- Exercise goal:
Out of the lines in this data, how many include "Dähler"? Give the number and nothing else.

[Stored records]
※ ※ ※

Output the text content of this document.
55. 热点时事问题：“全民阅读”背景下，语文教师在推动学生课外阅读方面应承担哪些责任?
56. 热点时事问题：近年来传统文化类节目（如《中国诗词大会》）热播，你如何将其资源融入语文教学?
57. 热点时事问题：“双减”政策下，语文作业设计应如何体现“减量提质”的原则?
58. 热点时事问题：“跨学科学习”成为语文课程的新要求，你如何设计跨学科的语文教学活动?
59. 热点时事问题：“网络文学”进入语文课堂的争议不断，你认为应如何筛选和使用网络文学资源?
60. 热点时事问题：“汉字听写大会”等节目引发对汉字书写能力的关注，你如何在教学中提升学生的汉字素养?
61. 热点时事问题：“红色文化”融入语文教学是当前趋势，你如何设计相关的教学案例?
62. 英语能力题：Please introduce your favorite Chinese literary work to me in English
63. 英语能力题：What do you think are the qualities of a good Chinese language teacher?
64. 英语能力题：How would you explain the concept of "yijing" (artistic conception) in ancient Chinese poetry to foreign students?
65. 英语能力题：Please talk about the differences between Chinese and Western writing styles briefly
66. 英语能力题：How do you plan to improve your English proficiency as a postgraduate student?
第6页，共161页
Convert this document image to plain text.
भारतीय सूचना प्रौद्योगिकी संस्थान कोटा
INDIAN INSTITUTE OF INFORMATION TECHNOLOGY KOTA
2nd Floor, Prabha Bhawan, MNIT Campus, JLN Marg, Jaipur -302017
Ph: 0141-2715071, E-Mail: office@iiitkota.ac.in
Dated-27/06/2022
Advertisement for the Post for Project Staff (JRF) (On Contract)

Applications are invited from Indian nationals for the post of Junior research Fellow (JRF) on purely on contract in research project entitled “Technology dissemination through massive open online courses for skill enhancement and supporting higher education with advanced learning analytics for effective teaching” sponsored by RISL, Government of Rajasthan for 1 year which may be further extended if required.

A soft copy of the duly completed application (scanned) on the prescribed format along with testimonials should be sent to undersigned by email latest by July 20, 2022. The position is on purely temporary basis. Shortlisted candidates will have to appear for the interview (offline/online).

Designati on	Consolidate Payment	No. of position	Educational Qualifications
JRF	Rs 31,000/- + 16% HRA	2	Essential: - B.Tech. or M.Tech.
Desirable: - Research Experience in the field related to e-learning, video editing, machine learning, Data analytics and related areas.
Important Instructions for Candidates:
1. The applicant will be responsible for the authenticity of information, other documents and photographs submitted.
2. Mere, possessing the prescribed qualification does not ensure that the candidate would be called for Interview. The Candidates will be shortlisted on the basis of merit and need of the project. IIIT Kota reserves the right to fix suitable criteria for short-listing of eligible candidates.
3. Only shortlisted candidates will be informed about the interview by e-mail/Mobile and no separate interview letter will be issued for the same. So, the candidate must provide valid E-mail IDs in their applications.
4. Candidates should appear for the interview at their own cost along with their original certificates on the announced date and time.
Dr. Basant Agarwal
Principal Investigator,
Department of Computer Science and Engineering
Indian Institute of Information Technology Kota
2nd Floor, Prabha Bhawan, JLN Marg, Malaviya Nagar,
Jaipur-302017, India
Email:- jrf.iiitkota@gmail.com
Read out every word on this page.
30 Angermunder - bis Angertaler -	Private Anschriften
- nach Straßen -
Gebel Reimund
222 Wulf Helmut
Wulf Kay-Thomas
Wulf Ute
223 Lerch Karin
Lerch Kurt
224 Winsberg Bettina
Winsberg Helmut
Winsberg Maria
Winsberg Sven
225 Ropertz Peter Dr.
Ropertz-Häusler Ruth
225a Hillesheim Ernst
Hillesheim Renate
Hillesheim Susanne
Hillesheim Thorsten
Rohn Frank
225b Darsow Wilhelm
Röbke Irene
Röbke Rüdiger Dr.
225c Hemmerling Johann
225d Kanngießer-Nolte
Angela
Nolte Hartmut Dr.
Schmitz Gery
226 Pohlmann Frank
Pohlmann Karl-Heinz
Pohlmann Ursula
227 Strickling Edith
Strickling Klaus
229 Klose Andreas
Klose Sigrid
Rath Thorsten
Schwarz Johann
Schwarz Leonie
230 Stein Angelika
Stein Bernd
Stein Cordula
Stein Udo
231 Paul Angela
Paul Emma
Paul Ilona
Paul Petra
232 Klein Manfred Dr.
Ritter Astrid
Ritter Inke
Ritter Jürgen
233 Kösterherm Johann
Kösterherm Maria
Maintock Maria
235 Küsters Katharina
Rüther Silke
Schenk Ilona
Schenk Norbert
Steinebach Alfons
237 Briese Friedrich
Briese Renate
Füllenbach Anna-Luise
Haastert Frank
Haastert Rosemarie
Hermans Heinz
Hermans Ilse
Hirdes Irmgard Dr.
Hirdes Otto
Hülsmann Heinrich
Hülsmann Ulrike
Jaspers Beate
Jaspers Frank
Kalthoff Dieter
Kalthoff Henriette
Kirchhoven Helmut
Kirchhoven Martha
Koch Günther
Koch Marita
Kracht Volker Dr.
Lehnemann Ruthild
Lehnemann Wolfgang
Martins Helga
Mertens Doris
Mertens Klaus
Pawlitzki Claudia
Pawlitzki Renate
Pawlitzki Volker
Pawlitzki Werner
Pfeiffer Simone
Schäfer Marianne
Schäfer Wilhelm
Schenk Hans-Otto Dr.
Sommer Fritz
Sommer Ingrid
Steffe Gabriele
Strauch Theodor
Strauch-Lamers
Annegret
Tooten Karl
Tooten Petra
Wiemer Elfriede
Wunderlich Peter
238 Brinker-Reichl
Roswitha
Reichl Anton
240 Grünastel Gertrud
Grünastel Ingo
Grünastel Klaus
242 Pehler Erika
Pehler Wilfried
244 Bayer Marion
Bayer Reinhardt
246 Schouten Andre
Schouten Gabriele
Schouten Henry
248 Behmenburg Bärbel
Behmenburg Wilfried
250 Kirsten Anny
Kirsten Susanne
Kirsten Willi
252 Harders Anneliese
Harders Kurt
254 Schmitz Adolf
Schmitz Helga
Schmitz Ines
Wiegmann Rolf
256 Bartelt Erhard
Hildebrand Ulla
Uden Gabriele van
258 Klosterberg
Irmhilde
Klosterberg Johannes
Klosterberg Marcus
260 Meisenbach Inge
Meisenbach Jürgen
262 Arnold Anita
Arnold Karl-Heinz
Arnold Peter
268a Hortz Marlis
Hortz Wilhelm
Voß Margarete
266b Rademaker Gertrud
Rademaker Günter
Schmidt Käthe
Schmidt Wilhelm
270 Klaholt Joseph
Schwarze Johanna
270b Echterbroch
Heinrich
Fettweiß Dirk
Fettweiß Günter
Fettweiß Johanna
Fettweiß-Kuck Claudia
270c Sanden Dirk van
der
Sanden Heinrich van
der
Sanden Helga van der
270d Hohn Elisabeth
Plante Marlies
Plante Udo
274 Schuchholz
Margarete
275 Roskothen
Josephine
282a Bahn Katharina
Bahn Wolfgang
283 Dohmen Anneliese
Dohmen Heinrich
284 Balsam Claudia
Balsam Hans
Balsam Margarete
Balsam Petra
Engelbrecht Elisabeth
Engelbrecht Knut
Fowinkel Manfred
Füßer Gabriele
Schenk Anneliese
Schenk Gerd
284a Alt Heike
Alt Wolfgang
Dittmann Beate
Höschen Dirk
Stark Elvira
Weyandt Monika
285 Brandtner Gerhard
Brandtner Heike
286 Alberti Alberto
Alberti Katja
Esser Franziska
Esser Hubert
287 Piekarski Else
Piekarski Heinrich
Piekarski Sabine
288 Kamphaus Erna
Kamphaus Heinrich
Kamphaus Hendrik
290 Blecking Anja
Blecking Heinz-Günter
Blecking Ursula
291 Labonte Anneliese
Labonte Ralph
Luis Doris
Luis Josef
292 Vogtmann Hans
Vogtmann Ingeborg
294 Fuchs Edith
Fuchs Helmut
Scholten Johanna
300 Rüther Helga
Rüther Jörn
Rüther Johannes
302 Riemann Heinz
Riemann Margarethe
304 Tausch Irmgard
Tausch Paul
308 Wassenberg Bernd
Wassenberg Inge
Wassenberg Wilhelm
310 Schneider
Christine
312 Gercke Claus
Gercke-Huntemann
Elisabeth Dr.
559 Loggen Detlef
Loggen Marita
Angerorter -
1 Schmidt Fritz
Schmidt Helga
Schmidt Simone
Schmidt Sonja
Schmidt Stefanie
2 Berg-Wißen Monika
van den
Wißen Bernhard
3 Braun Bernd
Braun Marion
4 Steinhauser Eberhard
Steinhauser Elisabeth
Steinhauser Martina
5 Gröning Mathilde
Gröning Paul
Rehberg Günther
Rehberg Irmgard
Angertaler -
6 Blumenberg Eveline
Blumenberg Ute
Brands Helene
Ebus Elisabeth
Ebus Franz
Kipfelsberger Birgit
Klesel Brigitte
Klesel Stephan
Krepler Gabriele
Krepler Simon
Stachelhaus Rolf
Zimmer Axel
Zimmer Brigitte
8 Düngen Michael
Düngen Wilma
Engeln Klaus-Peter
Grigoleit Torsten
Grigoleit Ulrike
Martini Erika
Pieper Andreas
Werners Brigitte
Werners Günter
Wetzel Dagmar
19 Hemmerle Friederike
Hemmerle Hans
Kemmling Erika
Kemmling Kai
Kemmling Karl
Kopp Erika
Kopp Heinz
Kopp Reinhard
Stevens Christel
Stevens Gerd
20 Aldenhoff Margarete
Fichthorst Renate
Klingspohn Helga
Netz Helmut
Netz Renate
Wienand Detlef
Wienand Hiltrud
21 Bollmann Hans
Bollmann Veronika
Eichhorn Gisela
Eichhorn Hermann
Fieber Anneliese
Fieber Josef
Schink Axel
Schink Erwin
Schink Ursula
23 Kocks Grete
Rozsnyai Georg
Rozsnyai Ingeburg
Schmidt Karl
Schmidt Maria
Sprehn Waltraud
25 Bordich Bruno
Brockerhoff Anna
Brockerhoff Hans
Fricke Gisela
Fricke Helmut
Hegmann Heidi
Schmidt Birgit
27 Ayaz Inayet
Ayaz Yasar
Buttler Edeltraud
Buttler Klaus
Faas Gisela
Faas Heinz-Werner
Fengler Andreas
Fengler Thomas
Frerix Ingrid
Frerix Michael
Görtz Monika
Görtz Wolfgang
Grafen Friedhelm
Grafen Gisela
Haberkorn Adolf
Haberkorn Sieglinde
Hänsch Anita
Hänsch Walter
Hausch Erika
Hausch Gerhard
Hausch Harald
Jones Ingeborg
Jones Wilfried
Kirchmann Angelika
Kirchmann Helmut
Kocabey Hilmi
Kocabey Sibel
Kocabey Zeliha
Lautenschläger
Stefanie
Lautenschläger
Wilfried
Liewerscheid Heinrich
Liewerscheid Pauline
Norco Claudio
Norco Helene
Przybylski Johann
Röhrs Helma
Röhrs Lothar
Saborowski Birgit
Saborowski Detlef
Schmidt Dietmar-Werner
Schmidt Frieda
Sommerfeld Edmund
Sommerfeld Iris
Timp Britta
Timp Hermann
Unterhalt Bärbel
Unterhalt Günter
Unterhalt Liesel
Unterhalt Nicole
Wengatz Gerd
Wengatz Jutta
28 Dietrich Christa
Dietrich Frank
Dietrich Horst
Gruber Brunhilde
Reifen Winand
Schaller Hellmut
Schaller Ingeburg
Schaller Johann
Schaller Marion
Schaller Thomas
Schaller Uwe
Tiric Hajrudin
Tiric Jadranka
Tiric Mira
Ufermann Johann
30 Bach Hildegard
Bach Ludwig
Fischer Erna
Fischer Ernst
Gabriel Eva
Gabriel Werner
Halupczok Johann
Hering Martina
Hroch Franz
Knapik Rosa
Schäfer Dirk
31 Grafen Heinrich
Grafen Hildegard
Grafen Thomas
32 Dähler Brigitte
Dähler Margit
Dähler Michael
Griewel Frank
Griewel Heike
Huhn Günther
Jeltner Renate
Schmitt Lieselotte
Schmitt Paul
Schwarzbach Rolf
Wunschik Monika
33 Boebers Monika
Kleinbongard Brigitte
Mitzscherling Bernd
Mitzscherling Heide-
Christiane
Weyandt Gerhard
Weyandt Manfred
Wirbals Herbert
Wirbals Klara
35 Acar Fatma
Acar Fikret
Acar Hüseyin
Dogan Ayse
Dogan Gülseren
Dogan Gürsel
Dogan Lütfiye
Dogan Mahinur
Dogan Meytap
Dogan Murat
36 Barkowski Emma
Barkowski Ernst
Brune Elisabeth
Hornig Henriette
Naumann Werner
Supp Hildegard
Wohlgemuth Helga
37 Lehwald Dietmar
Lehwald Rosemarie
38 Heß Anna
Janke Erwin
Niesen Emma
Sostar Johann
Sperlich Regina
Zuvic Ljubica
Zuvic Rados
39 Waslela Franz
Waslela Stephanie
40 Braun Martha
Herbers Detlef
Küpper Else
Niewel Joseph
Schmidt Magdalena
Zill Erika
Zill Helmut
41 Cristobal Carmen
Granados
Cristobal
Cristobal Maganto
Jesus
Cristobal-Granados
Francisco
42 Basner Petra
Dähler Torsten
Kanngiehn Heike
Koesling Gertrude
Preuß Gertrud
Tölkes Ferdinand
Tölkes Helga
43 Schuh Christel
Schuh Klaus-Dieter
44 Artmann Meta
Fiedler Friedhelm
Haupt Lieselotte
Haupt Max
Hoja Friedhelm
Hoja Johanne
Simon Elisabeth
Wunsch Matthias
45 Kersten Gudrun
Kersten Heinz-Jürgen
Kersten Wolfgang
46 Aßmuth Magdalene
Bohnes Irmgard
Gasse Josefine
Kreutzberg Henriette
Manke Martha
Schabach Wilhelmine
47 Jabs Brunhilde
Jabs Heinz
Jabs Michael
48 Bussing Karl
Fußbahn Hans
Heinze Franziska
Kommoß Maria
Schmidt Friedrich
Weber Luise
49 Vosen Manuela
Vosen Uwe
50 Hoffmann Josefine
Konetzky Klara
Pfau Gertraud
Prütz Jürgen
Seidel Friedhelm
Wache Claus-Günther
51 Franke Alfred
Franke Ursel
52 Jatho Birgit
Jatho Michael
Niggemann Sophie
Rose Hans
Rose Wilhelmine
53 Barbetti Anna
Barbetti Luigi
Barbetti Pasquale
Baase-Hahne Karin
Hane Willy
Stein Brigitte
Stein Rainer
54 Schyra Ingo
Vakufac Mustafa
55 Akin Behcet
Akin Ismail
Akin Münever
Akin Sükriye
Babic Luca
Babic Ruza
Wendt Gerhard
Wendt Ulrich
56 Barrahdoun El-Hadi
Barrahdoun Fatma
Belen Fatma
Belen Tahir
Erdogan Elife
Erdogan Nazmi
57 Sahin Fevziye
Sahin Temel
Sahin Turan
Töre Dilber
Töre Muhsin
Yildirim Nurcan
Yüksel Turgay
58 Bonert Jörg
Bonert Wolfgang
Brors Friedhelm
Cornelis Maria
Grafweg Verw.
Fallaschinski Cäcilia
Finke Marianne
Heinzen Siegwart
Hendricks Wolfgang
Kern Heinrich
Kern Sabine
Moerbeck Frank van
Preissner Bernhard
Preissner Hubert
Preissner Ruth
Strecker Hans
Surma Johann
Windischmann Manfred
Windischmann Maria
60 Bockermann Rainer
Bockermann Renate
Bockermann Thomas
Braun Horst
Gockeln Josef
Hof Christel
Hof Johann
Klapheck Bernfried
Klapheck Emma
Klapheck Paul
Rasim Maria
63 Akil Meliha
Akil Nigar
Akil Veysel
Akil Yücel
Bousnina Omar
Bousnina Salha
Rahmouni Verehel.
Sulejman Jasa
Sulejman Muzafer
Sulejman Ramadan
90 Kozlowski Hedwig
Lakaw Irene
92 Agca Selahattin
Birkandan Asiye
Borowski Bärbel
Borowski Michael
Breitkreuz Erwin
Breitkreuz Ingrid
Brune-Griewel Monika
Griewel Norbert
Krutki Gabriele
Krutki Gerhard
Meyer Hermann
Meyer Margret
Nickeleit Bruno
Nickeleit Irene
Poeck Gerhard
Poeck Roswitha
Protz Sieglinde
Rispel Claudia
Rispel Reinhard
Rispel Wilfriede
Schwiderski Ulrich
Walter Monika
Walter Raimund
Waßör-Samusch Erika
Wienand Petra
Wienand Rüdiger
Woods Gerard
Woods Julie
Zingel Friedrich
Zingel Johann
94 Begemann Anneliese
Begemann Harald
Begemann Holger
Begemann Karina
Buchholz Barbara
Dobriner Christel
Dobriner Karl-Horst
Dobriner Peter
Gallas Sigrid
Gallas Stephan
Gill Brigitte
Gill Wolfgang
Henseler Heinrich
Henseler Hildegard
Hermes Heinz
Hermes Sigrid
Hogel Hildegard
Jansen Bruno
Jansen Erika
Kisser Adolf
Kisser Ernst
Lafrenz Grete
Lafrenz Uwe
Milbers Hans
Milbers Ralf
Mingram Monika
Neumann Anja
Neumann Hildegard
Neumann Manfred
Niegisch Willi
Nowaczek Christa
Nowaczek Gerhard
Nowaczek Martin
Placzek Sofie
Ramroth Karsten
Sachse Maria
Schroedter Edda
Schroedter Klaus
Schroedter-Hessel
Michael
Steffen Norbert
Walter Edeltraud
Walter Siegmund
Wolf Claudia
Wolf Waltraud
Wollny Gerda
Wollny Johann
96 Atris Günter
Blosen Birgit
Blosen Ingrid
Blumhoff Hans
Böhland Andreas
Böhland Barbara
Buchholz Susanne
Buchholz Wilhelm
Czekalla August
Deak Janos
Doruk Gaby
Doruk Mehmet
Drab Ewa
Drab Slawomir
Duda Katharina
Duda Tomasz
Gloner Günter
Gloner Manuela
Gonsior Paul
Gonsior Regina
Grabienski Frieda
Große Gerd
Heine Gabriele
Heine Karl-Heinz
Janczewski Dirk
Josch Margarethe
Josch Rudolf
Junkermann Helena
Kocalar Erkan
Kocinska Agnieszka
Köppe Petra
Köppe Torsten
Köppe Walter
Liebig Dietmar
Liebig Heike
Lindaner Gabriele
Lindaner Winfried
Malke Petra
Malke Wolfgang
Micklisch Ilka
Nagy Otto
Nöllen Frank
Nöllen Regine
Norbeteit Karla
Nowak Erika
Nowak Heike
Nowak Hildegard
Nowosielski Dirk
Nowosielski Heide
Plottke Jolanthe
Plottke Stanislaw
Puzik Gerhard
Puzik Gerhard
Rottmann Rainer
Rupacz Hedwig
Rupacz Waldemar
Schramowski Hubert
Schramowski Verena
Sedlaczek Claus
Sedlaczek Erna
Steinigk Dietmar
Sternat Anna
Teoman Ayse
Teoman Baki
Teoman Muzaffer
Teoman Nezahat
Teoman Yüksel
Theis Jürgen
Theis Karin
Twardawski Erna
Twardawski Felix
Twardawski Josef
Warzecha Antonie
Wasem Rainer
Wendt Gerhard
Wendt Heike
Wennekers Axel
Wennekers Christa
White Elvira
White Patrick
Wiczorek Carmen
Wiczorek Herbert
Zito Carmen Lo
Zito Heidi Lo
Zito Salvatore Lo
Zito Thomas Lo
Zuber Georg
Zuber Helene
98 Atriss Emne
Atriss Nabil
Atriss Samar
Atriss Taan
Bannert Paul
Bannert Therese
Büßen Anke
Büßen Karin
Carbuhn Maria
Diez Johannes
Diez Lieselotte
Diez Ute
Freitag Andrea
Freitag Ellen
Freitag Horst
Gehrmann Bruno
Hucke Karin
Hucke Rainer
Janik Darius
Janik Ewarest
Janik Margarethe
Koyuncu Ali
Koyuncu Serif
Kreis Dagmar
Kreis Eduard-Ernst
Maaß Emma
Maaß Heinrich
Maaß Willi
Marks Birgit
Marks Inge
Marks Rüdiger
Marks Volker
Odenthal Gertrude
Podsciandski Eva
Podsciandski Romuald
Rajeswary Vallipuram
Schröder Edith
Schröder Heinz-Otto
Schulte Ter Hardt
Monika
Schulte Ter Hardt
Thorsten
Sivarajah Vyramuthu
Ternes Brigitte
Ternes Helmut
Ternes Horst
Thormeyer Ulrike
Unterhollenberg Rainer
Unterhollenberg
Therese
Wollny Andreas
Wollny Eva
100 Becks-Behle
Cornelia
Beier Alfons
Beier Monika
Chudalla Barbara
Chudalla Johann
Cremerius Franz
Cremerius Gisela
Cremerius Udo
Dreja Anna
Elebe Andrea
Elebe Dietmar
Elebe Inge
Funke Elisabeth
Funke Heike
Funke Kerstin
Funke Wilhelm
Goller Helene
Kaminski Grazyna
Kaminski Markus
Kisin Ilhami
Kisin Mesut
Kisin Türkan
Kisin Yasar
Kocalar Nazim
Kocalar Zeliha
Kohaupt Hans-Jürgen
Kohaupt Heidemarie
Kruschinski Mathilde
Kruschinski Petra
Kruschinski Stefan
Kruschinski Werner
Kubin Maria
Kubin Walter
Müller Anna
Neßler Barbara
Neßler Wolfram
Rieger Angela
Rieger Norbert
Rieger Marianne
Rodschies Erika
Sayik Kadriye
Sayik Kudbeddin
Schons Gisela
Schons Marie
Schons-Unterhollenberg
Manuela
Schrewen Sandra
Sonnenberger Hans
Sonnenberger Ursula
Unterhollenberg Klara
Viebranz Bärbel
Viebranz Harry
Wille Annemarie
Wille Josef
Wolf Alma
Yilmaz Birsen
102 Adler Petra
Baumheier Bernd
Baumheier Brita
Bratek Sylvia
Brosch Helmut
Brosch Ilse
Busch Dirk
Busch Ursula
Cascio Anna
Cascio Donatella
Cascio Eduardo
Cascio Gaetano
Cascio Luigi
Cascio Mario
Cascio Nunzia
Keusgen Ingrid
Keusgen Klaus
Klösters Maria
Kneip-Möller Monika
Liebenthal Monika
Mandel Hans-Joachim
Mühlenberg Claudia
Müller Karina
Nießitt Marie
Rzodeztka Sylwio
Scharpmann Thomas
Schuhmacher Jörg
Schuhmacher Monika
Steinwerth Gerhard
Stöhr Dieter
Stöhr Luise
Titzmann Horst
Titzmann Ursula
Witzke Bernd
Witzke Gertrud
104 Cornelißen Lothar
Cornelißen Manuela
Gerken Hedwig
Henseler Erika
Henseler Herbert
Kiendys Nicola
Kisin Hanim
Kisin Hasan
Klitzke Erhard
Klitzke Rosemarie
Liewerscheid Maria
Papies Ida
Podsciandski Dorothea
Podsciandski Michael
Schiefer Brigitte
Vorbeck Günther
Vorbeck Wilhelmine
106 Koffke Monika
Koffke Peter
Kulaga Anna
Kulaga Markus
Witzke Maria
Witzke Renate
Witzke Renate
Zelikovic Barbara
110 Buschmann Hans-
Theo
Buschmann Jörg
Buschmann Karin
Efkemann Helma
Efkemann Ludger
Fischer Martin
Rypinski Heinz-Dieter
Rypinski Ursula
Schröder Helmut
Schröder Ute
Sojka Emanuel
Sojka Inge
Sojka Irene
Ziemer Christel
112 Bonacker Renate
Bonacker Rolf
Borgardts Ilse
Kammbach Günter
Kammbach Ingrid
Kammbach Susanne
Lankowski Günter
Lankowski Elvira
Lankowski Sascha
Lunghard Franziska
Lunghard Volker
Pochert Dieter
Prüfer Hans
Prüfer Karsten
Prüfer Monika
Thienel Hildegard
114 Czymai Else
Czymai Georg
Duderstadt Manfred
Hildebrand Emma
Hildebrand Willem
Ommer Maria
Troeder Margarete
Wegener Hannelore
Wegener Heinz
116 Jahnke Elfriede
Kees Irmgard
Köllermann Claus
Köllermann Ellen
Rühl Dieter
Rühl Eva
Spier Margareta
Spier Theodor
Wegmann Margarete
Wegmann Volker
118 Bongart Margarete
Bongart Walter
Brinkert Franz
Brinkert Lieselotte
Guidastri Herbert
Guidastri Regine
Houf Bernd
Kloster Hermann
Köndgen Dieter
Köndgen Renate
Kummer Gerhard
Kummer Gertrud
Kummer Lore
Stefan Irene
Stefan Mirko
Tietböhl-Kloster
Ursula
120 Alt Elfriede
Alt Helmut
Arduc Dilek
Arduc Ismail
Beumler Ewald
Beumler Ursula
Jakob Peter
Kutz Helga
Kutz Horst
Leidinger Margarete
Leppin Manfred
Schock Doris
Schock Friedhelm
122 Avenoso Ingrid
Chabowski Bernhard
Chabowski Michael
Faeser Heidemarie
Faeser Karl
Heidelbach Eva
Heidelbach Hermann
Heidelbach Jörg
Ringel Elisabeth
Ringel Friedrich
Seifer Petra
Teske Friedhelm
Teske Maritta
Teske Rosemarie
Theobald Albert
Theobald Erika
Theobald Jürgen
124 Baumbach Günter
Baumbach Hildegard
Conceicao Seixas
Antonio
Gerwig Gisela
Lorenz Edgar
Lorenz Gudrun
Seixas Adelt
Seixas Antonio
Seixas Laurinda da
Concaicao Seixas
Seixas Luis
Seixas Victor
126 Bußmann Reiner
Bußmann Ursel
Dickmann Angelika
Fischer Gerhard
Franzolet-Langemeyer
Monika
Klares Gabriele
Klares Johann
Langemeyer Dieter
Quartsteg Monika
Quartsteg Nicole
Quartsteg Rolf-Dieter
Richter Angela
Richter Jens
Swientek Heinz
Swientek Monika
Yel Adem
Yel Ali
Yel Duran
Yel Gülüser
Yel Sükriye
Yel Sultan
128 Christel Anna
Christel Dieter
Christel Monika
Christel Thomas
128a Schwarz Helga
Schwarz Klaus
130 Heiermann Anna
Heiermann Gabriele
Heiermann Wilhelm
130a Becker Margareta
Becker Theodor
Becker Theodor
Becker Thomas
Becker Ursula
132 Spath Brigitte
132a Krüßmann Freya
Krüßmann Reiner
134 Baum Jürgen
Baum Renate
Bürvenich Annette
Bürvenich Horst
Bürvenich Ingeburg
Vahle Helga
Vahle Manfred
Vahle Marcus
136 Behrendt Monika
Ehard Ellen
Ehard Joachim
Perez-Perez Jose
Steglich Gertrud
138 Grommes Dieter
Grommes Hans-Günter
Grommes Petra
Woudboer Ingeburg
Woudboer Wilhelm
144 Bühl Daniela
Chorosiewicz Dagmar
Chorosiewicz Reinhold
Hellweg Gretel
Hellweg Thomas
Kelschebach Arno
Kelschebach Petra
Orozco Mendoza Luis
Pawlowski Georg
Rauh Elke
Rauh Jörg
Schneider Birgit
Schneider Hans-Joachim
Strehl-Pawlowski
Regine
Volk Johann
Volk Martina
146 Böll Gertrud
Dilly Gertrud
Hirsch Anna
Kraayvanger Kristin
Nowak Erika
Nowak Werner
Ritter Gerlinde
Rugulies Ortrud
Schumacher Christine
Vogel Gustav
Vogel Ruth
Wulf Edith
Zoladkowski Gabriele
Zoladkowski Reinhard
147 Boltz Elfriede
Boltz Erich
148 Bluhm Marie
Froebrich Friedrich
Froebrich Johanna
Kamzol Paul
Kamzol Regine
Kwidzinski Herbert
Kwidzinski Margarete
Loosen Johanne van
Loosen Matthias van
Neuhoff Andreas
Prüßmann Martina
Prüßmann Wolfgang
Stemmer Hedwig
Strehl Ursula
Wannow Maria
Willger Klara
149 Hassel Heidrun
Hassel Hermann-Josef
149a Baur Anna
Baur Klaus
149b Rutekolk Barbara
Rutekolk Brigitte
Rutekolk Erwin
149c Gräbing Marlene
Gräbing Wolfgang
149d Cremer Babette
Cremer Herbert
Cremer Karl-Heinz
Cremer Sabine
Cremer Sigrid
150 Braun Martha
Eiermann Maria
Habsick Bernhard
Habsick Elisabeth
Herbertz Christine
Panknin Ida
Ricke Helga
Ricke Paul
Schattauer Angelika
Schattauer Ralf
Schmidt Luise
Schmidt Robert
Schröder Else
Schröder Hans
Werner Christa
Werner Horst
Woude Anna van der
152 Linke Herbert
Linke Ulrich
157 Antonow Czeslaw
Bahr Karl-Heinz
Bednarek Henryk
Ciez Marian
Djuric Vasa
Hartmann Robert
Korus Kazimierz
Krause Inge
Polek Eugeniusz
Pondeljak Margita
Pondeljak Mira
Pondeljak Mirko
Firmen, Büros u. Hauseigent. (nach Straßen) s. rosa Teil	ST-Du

※ ※ ※

- Reply:
4